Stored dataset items

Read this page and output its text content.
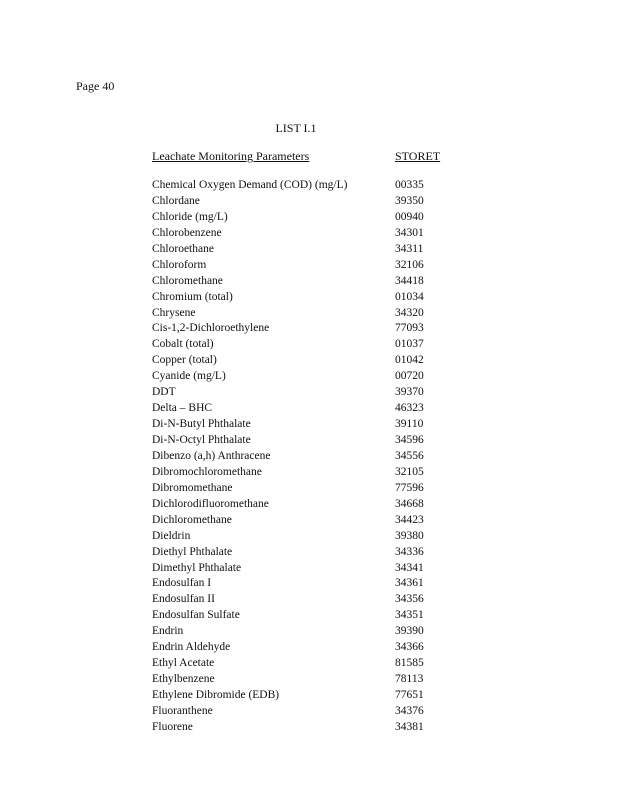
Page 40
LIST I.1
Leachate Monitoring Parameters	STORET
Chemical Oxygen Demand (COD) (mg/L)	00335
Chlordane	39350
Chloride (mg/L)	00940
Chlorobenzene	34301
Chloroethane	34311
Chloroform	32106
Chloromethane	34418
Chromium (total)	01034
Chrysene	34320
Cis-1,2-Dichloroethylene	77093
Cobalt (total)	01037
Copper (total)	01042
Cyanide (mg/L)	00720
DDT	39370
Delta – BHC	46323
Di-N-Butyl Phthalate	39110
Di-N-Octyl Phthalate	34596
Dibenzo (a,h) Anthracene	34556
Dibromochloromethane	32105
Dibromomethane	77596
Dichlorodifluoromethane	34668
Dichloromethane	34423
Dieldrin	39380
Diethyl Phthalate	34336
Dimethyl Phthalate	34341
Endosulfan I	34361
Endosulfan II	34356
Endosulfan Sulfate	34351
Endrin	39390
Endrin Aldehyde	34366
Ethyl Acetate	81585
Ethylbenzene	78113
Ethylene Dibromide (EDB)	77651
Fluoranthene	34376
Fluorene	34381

* * *

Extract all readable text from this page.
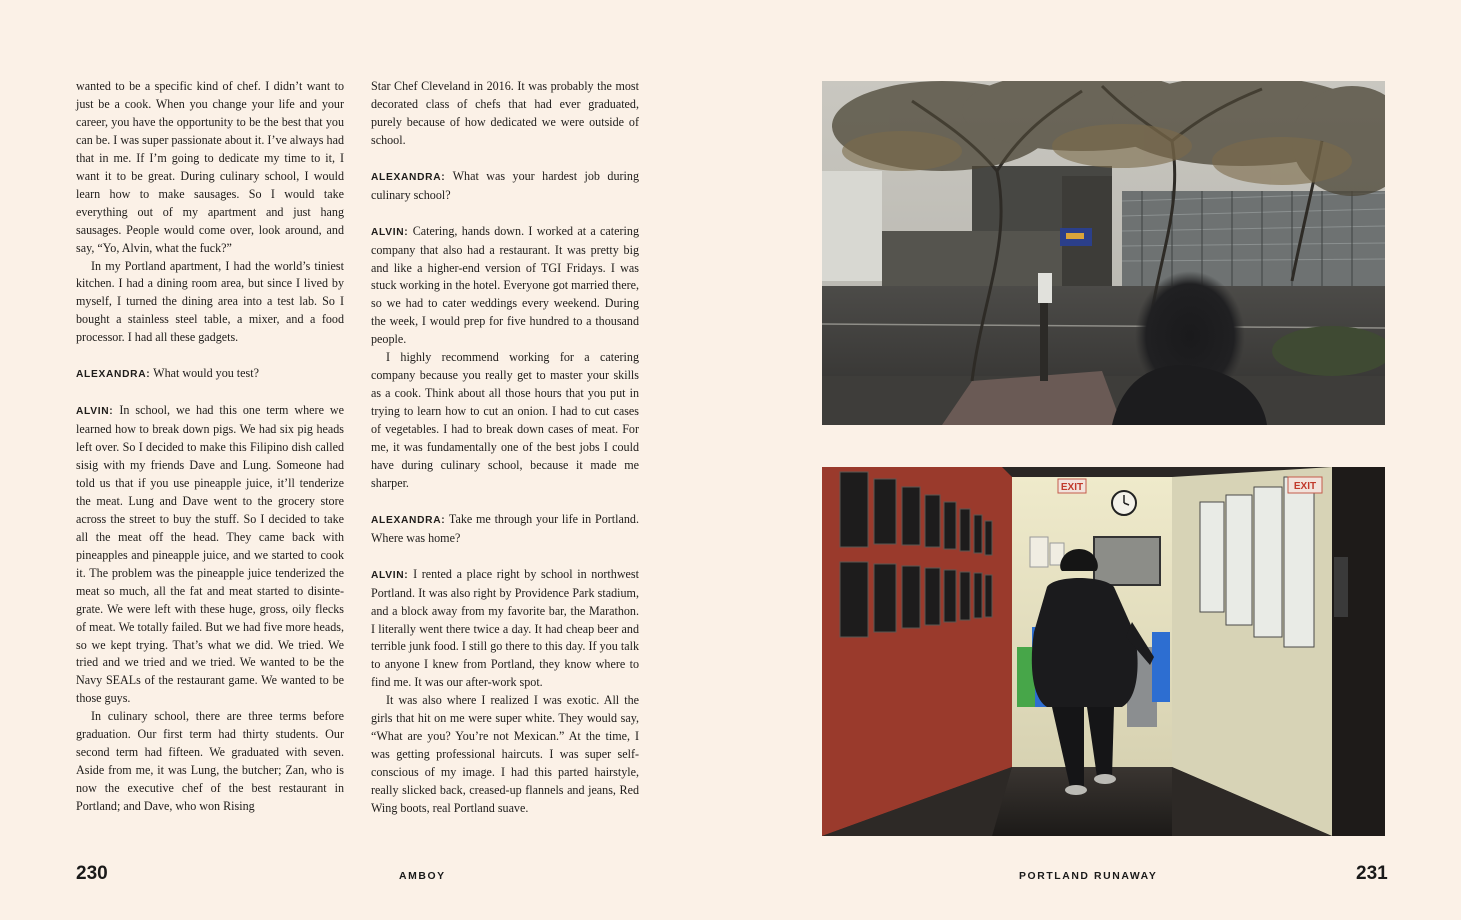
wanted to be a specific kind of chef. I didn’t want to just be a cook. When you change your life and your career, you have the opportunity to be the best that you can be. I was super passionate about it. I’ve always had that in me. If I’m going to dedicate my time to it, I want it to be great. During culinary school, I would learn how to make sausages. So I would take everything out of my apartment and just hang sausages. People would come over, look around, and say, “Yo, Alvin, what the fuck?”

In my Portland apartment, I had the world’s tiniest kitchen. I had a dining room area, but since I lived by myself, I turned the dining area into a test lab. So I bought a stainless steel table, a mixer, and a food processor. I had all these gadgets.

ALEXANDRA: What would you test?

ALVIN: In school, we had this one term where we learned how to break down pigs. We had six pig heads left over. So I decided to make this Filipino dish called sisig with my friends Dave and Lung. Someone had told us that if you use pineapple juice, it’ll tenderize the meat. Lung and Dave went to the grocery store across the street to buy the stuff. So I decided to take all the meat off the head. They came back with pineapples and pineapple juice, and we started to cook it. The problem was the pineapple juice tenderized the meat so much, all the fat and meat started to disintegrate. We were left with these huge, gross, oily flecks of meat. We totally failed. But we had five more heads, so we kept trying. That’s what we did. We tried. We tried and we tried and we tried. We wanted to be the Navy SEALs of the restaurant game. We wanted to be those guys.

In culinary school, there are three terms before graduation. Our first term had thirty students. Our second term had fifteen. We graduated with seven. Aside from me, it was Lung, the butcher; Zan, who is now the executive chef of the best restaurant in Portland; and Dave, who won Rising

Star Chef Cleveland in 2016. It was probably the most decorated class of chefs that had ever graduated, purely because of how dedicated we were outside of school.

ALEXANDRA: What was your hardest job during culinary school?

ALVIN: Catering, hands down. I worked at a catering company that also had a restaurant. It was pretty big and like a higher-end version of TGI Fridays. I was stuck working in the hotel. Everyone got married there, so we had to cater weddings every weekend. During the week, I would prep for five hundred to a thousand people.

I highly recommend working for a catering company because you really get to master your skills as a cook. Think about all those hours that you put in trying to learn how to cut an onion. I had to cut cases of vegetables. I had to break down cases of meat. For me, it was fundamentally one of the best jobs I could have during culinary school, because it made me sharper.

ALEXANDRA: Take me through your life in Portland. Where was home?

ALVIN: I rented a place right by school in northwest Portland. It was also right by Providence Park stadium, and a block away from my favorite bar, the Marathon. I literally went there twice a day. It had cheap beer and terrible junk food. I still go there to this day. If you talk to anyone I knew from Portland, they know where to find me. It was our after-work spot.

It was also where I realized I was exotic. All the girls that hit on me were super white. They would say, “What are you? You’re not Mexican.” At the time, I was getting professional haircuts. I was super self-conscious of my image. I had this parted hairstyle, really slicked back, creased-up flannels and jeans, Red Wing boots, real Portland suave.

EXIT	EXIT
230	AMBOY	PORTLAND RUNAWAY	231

==

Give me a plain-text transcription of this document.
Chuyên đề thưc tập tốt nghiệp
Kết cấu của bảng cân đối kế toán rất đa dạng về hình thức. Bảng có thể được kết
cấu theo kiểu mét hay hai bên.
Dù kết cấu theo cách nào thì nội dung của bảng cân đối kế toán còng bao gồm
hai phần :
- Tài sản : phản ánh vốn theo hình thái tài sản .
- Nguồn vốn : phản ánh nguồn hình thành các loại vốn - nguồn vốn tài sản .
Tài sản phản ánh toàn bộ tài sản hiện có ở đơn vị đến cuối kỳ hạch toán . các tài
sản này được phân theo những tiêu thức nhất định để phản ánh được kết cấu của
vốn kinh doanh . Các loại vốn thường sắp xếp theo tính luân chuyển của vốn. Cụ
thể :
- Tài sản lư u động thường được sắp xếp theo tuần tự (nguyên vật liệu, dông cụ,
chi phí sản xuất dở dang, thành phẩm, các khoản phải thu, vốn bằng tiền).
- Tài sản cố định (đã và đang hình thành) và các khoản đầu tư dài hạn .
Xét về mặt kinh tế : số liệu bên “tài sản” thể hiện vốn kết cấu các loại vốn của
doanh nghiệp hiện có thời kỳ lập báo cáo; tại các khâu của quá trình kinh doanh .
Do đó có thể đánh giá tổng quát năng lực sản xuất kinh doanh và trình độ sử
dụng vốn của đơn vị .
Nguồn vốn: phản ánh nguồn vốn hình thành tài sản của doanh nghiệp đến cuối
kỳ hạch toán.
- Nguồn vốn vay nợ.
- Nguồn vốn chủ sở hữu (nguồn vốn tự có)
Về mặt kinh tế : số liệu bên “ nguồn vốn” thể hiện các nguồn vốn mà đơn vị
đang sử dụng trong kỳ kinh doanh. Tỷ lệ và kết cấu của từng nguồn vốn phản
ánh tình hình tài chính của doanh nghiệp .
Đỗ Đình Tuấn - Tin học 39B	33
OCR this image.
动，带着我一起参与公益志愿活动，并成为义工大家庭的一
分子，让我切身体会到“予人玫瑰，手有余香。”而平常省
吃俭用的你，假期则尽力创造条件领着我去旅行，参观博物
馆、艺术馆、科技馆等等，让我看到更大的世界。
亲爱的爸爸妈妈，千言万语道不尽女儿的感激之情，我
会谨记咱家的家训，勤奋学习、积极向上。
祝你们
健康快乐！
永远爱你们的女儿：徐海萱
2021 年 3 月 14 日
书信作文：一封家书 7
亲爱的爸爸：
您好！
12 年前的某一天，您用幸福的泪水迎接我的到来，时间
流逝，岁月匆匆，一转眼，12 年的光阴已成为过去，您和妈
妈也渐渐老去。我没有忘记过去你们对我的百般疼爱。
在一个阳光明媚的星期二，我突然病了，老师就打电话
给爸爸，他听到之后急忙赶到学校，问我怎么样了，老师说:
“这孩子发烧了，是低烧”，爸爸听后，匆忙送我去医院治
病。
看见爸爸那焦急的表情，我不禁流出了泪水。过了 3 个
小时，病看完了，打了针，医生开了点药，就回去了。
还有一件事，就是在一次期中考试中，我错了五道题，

### EXERCISE INSTRUCTIONS
Using the records above, say how many lines include the string "khoản". Only the number is wanted.

### TASK RESULT
2